▶ _Exercise requirements_
Pictures stay out of the copy; set down each line of the listing below exactly.

▶ _Information supplied_
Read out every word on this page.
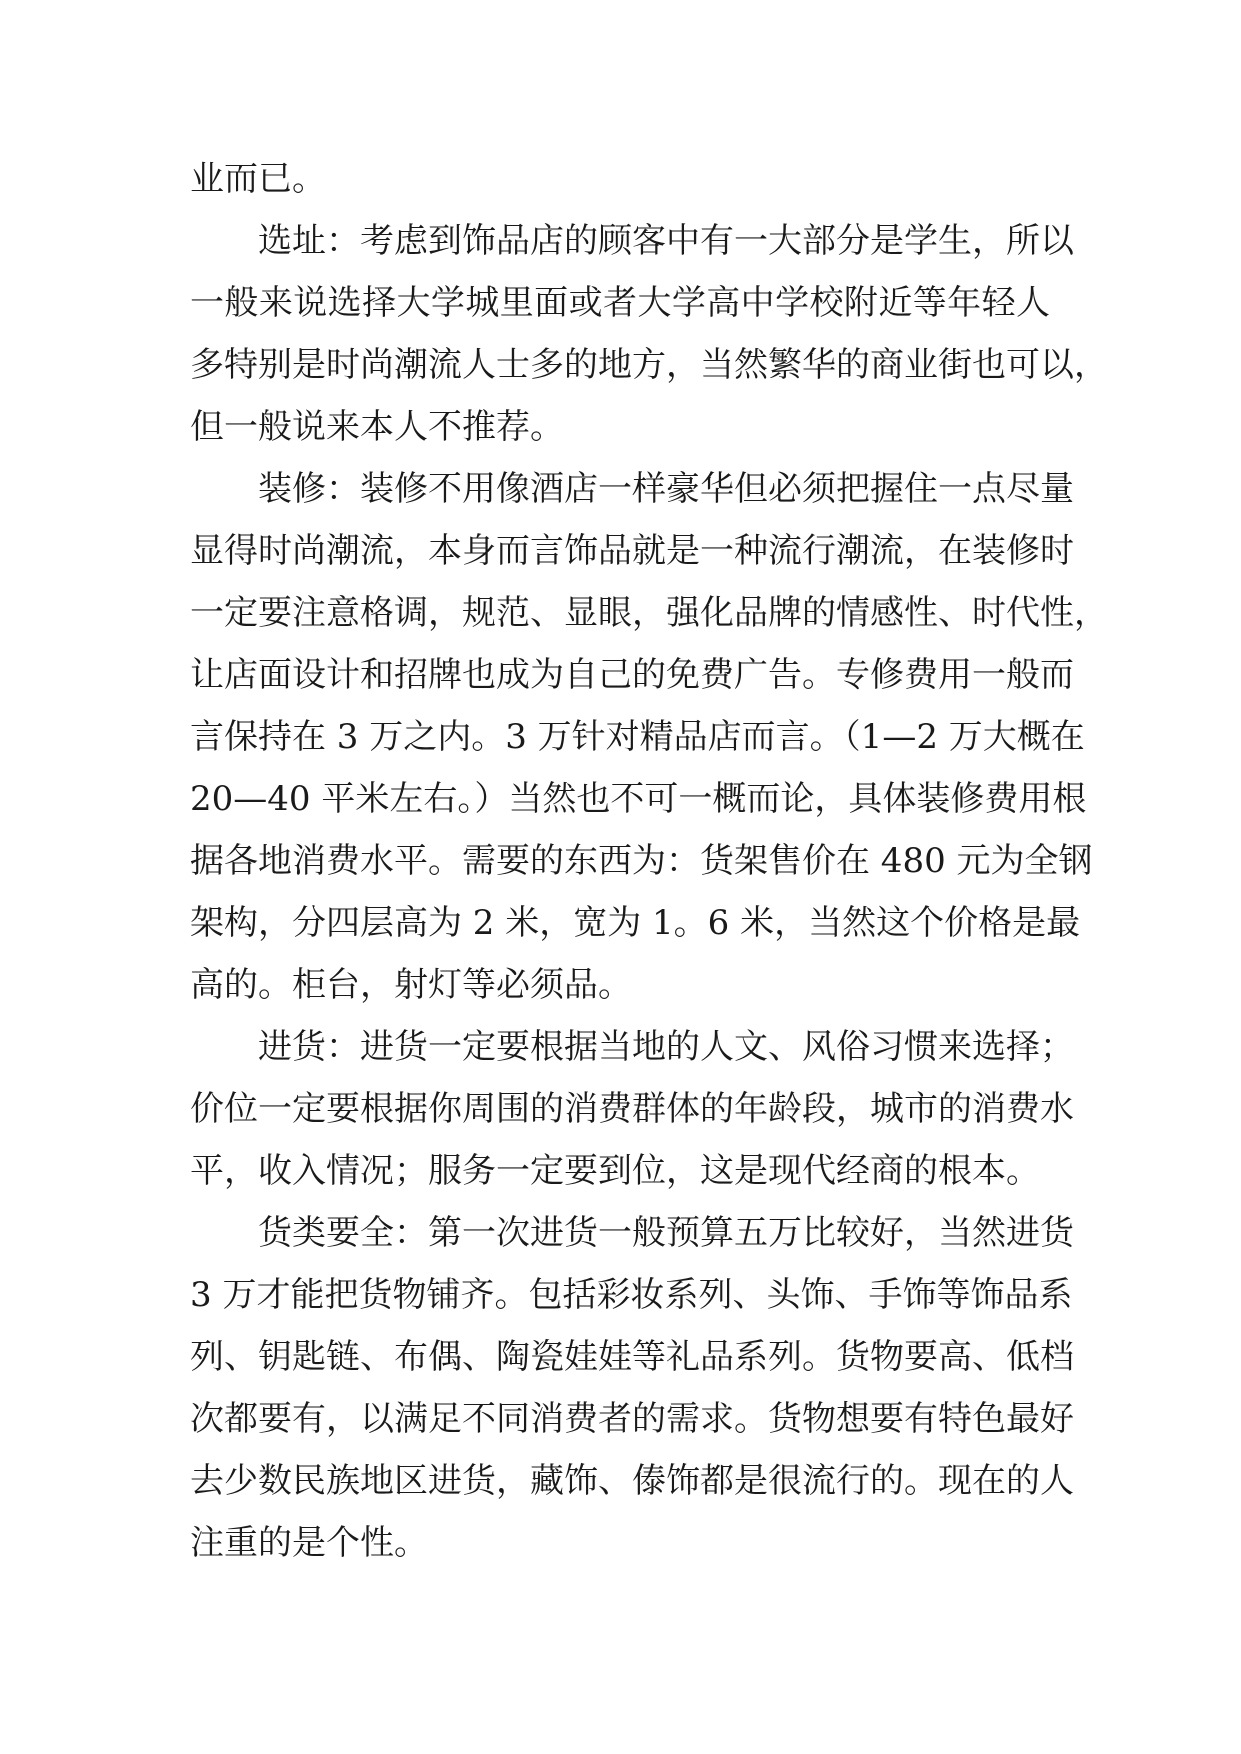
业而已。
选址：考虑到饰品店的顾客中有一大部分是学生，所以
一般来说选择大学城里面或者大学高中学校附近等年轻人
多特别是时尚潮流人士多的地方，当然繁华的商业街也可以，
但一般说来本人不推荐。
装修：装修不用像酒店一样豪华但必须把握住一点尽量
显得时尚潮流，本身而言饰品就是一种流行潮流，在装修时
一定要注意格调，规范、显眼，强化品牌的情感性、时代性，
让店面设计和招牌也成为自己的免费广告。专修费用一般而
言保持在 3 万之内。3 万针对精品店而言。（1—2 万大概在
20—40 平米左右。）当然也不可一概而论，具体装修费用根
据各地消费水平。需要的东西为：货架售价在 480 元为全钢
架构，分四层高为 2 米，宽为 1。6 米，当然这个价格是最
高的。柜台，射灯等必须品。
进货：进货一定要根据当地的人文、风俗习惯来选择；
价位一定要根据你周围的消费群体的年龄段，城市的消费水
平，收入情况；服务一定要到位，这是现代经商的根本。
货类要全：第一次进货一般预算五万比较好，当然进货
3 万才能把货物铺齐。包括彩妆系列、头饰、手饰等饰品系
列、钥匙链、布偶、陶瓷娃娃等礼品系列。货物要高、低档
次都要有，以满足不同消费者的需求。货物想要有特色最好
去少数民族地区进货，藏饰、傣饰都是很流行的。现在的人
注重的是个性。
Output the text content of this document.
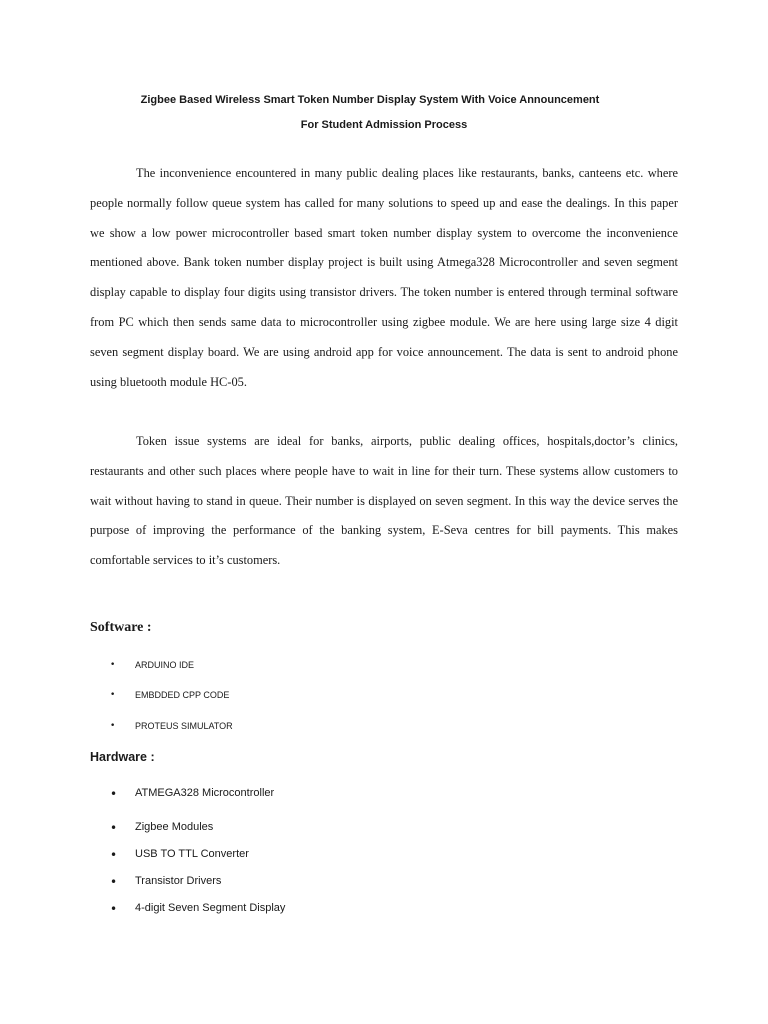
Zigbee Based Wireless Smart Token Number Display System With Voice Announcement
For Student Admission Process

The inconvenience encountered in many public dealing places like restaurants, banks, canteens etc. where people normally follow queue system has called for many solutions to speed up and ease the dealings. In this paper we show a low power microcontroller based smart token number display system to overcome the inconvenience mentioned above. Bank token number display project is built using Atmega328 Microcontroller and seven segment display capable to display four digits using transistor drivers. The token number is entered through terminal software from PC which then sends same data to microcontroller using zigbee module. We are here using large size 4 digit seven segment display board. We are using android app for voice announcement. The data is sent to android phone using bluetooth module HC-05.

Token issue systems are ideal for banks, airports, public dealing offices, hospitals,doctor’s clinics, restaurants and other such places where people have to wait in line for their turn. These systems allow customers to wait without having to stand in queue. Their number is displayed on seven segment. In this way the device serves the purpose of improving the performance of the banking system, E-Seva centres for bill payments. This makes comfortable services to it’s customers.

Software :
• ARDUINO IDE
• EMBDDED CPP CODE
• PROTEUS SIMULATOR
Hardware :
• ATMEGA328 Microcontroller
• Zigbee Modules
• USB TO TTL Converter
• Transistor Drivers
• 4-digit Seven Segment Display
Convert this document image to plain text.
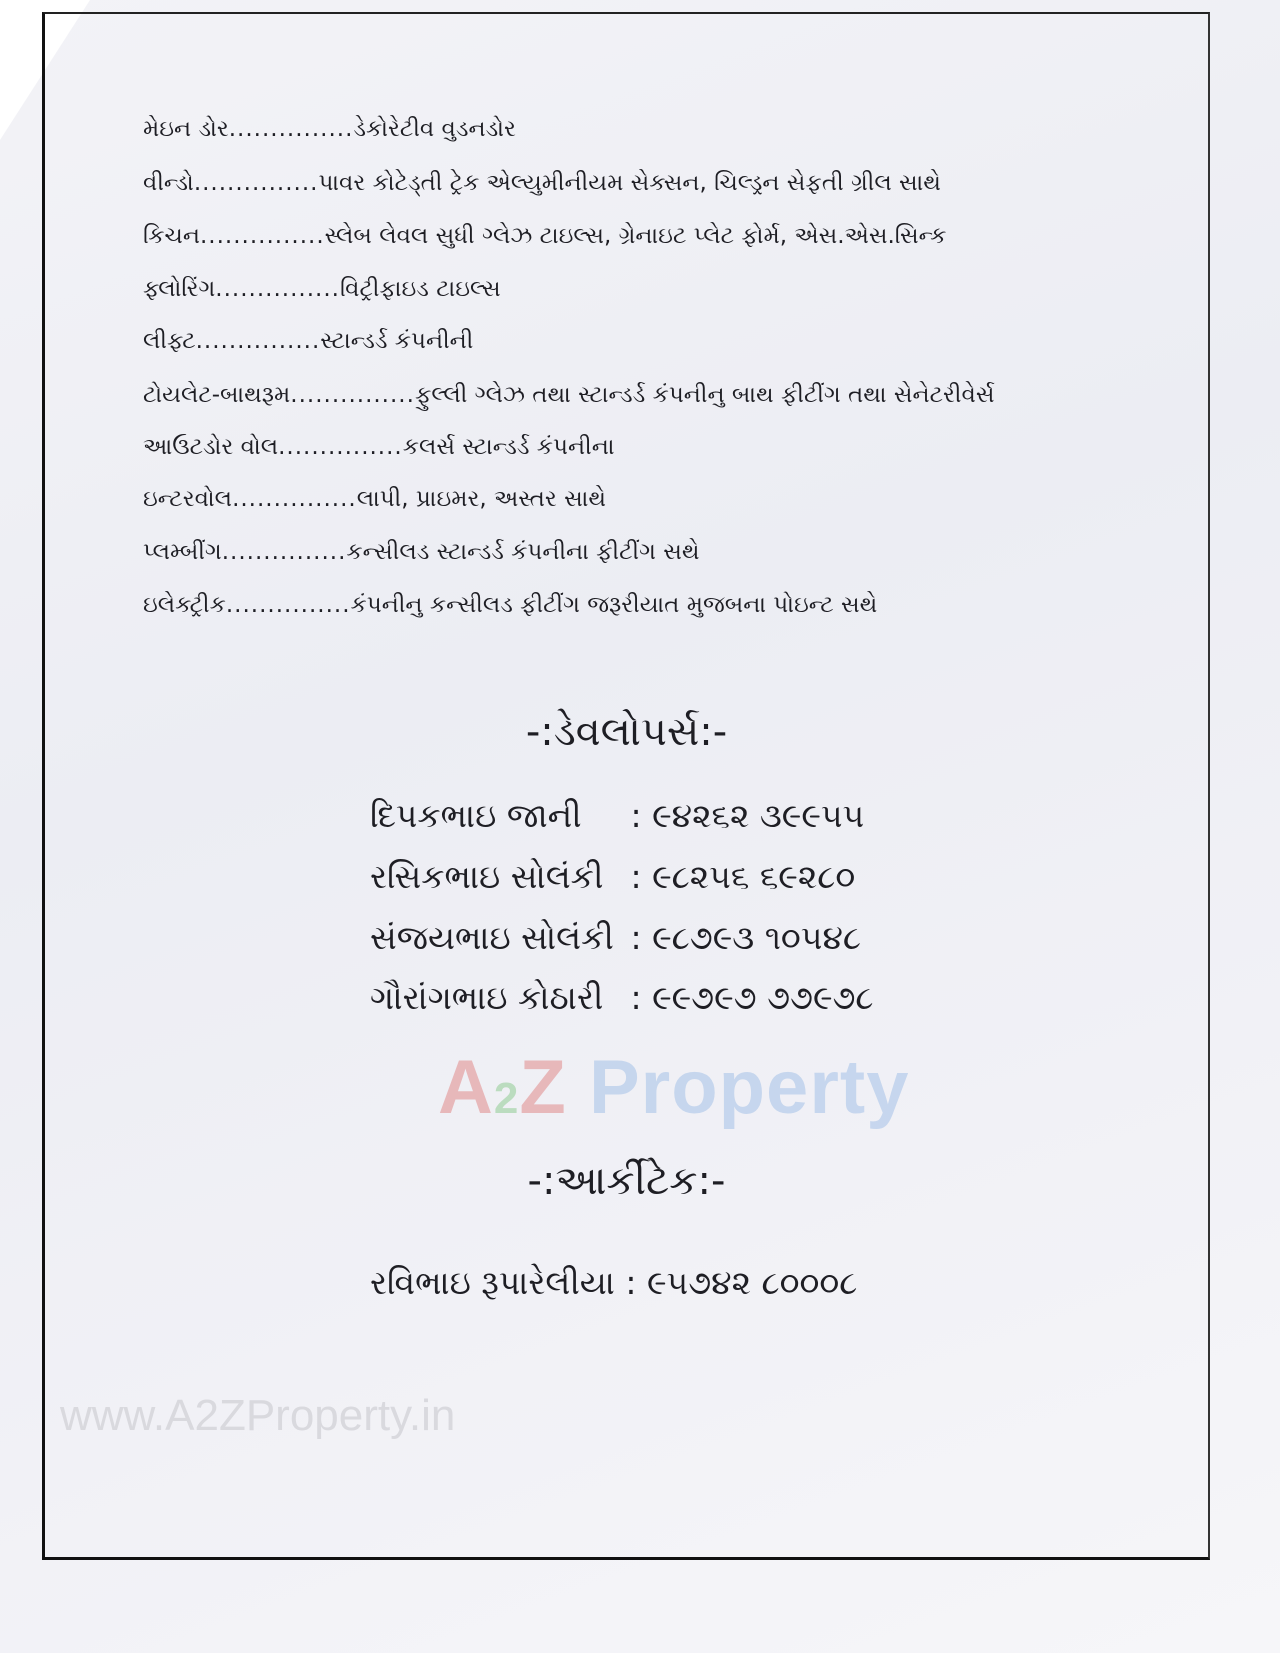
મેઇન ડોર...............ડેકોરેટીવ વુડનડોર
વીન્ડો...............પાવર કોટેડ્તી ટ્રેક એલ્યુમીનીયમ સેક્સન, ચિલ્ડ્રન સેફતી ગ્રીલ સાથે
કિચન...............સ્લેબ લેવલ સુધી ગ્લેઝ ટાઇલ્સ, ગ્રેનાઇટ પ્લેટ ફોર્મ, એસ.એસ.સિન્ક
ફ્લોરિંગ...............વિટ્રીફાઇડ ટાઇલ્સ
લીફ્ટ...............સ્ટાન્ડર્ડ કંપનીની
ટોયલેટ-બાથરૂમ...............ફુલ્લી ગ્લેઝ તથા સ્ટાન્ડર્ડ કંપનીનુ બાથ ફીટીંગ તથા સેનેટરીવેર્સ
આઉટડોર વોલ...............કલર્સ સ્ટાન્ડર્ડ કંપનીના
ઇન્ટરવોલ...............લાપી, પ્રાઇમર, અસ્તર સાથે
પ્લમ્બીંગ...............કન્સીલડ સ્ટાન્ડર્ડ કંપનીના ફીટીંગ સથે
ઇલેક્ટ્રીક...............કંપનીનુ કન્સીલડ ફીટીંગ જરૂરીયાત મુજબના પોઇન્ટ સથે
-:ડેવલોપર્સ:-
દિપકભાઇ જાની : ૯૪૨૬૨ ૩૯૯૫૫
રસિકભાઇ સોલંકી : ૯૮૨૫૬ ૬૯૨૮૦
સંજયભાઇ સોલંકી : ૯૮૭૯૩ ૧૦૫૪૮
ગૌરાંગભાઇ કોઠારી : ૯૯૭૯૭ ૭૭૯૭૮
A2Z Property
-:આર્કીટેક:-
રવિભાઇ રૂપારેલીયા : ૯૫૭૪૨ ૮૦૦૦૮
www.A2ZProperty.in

▶ _Result of this task_
Read out every word on this page.
业而已。
选址：考虑到饰品店的顾客中有一大部分是学生，所以
一般来说选择大学城里面或者大学高中学校附近等年轻人
多特别是时尚潮流人士多的地方，当然繁华的商业街也可以，
但一般说来本人不推荐。
装修：装修不用像酒店一样豪华但必须把握住一点尽量
显得时尚潮流，本身而言饰品就是一种流行潮流，在装修时
一定要注意格调，规范、显眼，强化品牌的情感性、时代性，
让店面设计和招牌也成为自己的免费广告。专修费用一般而
言保持在 3 万之内。3 万针对精品店而言。（1—2 万大概在
20—40 平米左右。）当然也不可一概而论，具体装修费用根
据各地消费水平。需要的东西为：货架售价在 480 元为全钢
架构，分四层高为 2 米，宽为 1。6 米，当然这个价格是最
高的。柜台，射灯等必须品。
进货：进货一定要根据当地的人文、风俗习惯来选择；
价位一定要根据你周围的消费群体的年龄段，城市的消费水
平，收入情况；服务一定要到位，这是现代经商的根本。
货类要全：第一次进货一般预算五万比较好，当然进货
3 万才能把货物铺齐。包括彩妆系列、头饰、手饰等饰品系
列、钥匙链、布偶、陶瓷娃娃等礼品系列。货物要高、低档
次都要有，以满足不同消费者的需求。货物想要有特色最好
去少数民族地区进货，藏饰、傣饰都是很流行的。现在的人
注重的是个性。
Output the text content of this document.
Zigbee Based Wireless Smart Token Number Display System With Voice Announcement
For Student Admission Process

The inconvenience encountered in many public dealing places like restaurants, banks, canteens etc. where people normally follow queue system has called for many solutions to speed up and ease the dealings. In this paper we show a low power microcontroller based smart token number display system to overcome the inconvenience mentioned above. Bank token number display project is built using Atmega328 Microcontroller and seven segment display capable to display four digits using transistor drivers. The token number is entered through terminal software from PC which then sends same data to microcontroller using zigbee module. We are here using large size 4 digit seven segment display board. We are using android app for voice announcement. The data is sent to android phone using bluetooth module HC-05.

Token issue systems are ideal for banks, airports, public dealing offices, hospitals,doctor’s clinics, restaurants and other such places where people have to wait in line for their turn. These systems allow customers to wait without having to stand in queue. Their number is displayed on seven segment. In this way the device serves the purpose of improving the performance of the banking system, E-Seva centres for bill payments. This makes comfortable services to it’s customers.

Software :
• ARDUINO IDE
• EMBDDED CPP CODE
• PROTEUS SIMULATOR
Hardware :
• ATMEGA328 Microcontroller
• Zigbee Modules
• USB TO TTL Converter
• Transistor Drivers
• 4-digit Seven Segment Display
Convert this document image to plain text.
મેઇન ડોર...............ડેકોરેટીવ વુડનડોર
વીન્ડો...............પાવર કોટેડ્તી ટ્રેક એલ્યુમીનીયમ સેક્સન, ચિલ્ડ્રન સેફતી ગ્રીલ સાથે
કિચન...............સ્લેબ લેવલ સુધી ગ્લેઝ ટાઇલ્સ, ગ્રેનાઇટ પ્લેટ ફોર્મ, એસ.એસ.સિન્ક
ફ્લોરિંગ...............વિટ્રીફાઇડ ટાઇલ્સ
લીફ્ટ...............સ્ટાન્ડર્ડ કંપનીની
ટોયલેટ-બાથરૂમ...............ફુલ્લી ગ્લેઝ તથા સ્ટાન્ડર્ડ કંપનીનુ બાથ ફીટીંગ તથા સેનેટરીવેર્સ
આઉટડોર વોલ...............કલર્સ સ્ટાન્ડર્ડ કંપનીના
ઇન્ટરવોલ...............લાપી, પ્રાઇમર, અસ્તર સાથે
પ્લમ્બીંગ...............કન્સીલડ સ્ટાન્ડર્ડ કંપનીના ફીટીંગ સથે
ઇલેક્ટ્રીક...............કંપનીનુ કન્સીલડ ફીટીંગ જરૂરીયાત મુજબના પોઇન્ટ સથે
-:ડેવલોપર્સ:-
દિપકભાઇ જાની : ૯૪૨૬૨ ૩૯૯૫૫
રસિકભાઇ સોલંકી : ૯૮૨૫૬ ૬૯૨૮૦
સંજયભાઇ સોલંકી : ૯૮૭૯૩ ૧૦૫૪૮
ગૌરાંગભાઇ કોઠારી : ૯૯૭૯૭ ૭૭૯૭૮
A2Z Property
-:આર્કીટેક:-
રવિભાઇ રૂપારેલીયા : ૯૫૭૪૨ ૮૦૦૦૮
www.A2ZProperty.in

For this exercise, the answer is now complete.